* _EXERCISE PROMPT_
Output each line exactly as it appears, skipping any embedded picture.

▶

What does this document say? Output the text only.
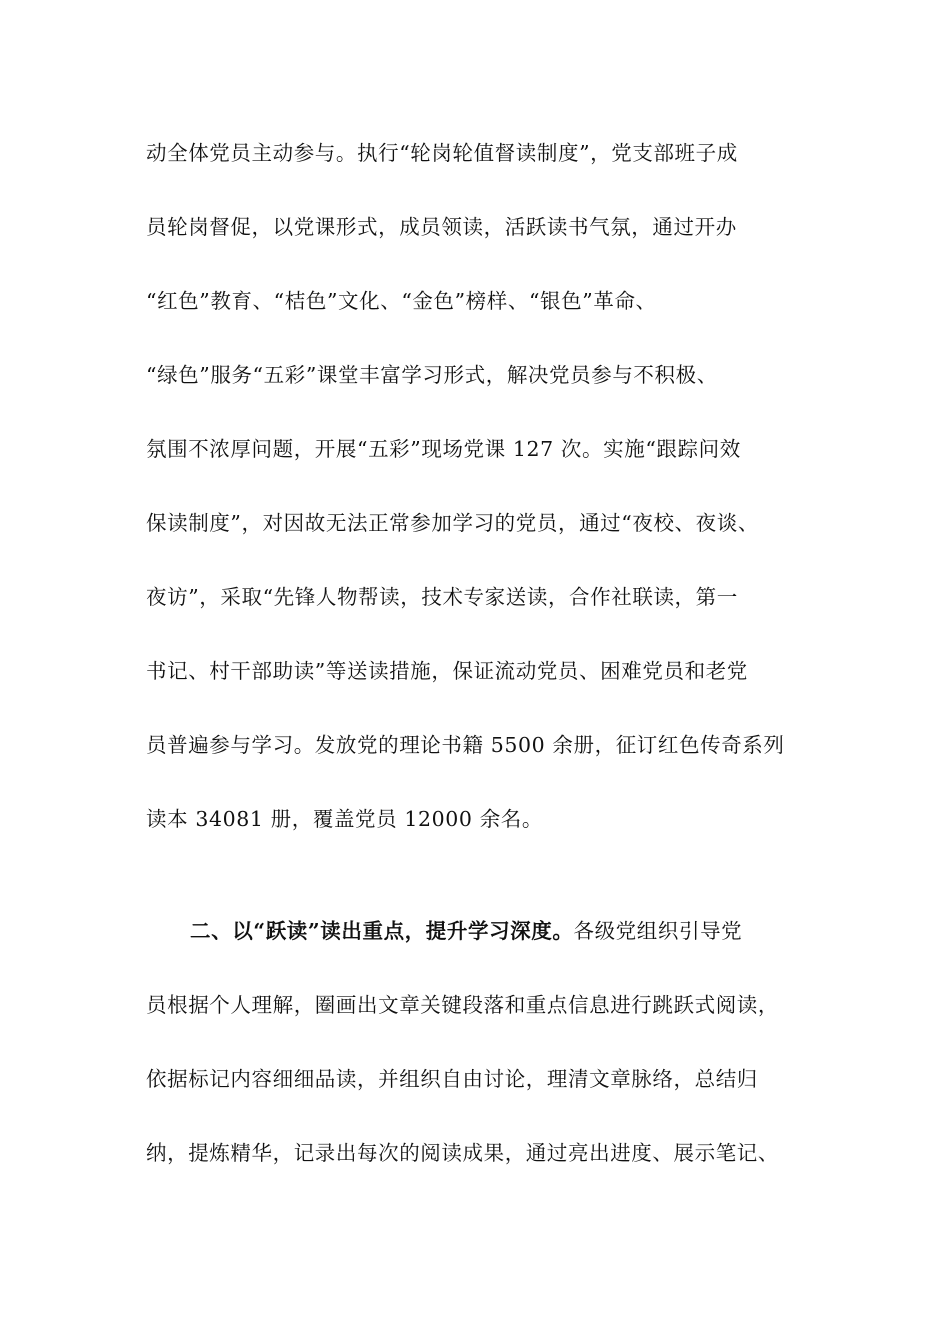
动全体党员主动参与。执行“轮岗轮值督读制度”，党支部班子成
员轮岗督促，以党课形式，成员领读，活跃读书气氛，通过开办
“红色”教育、“桔色”文化、“金色”榜样、“银色”革命、
“绿色”服务“五彩”课堂丰富学习形式，解决党员参与不积极、
氛围不浓厚问题，开展“五彩”现场党课 127 次。实施“跟踪问效
保读制度”，对因故无法正常参加学习的党员，通过“夜校、夜谈、
夜访”，采取“先锋人物帮读，技术专家送读，合作社联读，第一
书记、村干部助读”等送读措施，保证流动党员、困难党员和老党
员普遍参与学习。发放党的理论书籍 5500 余册，征订红色传奇系列
读本 34081 册，覆盖党员 12000 余名。
二、以“跃读”读出重点，提升学习深度。各级党组织引导党
员根据个人理解，圈画出文章关键段落和重点信息进行跳跃式阅读，
依据标记内容细细品读，并组织自由讨论，理清文章脉络，总结归
纳，提炼精华，记录出每次的阅读成果，通过亮出进度、展示笔记、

◀

* _SOLUTION_
What does this document say? Output the text only.
动全体党员主动参与。执行“轮岗轮值督读制度”，党支部班子成
员轮岗督促，以党课形式，成员领读，活跃读书气氛，通过开办
“红色”教育、“桔色”文化、“金色”榜样、“银色”革命、
“绿色”服务“五彩”课堂丰富学习形式，解决党员参与不积极、
氛围不浓厚问题，开展“五彩”现场党课 127 次。实施“跟踪问效
保读制度”，对因故无法正常参加学习的党员，通过“夜校、夜谈、
夜访”，采取“先锋人物帮读，技术专家送读，合作社联读，第一
书记、村干部助读”等送读措施，保证流动党员、困难党员和老党
员普遍参与学习。发放党的理论书籍 5500 余册，征订红色传奇系列
读本 34081 册，覆盖党员 12000 余名。
二、以“跃读”读出重点，提升学习深度。各级党组织引导党
员根据个人理解，圈画出文章关键段落和重点信息进行跳跃式阅读，
依据标记内容细细品读，并组织自由讨论，理清文章脉络，总结归
纳，提炼精华，记录出每次的阅读成果，通过亮出进度、展示笔记、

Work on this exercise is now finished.